··· RECORDS PROVIDED

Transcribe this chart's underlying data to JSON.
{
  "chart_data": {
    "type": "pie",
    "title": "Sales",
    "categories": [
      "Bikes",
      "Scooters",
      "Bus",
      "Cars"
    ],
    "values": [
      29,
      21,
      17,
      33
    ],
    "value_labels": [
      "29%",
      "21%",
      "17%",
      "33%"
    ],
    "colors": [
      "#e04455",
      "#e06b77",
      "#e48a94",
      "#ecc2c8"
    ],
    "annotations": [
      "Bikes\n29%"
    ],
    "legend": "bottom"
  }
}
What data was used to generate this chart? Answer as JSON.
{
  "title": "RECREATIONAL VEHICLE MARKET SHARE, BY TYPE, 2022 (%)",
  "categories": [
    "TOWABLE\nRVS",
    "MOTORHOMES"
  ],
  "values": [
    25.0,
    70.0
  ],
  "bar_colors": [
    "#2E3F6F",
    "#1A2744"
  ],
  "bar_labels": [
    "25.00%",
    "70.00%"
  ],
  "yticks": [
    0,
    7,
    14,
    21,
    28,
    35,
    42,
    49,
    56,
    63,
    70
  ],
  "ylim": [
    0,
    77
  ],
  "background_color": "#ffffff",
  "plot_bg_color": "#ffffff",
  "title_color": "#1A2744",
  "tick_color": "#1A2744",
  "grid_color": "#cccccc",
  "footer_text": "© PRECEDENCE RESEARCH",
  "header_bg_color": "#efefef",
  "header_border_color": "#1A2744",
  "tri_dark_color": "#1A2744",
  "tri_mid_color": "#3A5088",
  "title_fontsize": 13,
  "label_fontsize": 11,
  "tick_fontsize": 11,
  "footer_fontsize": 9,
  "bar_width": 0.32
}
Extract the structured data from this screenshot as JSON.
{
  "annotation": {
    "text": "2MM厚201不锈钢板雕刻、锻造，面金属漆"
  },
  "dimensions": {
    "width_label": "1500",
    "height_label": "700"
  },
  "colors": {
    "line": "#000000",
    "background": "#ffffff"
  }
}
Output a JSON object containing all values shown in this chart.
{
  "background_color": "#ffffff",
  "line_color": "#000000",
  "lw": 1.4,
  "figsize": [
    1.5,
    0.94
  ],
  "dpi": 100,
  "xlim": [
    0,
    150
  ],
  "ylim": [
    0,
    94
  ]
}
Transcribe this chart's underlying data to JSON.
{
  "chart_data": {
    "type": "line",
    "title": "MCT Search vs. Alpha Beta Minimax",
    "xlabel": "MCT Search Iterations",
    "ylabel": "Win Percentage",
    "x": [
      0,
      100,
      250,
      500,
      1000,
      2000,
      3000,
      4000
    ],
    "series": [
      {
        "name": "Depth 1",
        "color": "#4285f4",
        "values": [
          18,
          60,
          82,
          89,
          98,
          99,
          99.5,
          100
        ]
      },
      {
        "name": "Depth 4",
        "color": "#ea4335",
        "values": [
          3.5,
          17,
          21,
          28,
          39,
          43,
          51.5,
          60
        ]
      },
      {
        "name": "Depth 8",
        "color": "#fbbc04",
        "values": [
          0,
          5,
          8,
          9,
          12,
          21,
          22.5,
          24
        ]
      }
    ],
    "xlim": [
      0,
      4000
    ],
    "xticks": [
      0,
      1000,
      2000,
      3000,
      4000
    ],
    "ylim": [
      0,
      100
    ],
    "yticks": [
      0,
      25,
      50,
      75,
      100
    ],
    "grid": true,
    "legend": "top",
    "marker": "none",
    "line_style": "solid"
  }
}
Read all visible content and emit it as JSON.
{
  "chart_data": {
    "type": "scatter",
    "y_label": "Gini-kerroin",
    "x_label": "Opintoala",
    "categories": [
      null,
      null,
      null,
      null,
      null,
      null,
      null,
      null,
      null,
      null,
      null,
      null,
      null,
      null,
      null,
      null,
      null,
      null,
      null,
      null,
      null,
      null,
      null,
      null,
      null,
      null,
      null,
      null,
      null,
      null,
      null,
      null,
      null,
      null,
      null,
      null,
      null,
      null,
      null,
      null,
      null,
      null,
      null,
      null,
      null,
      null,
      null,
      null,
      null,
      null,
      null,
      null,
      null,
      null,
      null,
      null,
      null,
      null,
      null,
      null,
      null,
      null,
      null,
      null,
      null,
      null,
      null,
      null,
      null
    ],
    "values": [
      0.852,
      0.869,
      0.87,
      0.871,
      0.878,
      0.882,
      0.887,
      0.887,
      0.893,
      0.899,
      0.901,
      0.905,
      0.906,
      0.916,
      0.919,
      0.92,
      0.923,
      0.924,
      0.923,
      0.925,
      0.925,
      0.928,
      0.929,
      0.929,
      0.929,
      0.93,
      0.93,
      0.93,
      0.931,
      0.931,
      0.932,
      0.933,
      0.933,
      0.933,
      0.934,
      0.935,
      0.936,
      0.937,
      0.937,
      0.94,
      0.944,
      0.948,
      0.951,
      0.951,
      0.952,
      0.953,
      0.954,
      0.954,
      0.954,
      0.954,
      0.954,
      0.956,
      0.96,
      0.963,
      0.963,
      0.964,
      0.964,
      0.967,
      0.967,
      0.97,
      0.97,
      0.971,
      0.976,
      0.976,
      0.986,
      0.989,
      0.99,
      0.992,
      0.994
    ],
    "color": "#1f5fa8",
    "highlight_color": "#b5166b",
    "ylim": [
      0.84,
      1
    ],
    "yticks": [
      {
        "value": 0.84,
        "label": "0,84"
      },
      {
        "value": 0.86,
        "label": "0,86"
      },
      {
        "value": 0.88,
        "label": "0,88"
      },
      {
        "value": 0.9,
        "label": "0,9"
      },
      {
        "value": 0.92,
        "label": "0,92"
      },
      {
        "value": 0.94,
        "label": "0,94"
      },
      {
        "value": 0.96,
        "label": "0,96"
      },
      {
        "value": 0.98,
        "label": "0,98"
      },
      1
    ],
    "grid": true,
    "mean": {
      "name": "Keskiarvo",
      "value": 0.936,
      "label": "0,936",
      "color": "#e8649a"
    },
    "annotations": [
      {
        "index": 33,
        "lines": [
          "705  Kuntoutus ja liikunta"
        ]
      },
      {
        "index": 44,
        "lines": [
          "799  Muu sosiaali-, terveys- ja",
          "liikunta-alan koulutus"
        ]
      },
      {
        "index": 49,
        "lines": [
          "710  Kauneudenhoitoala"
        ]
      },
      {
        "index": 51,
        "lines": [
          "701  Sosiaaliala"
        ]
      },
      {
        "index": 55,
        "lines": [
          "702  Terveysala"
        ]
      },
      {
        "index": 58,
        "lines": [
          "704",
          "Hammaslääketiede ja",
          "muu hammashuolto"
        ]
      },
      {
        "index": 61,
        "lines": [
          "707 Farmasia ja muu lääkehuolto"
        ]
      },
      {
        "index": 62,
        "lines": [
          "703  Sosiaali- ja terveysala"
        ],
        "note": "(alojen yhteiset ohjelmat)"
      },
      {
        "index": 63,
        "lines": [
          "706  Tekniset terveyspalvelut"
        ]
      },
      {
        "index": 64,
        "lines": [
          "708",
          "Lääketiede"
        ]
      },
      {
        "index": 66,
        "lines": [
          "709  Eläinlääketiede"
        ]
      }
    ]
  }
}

······

> [WHAT TO DO] Gather all lines from the listing above in which "index" occurs.

> [FINAL ANSWER]
        "index": 33,
        "index": 44,
        "index": 49,
        "index": 51,
        "index": 55,
        "index": 58,
        "index": 61,
        "index": 62,
        "index": 63,
        "index": 64,
        "index": 66,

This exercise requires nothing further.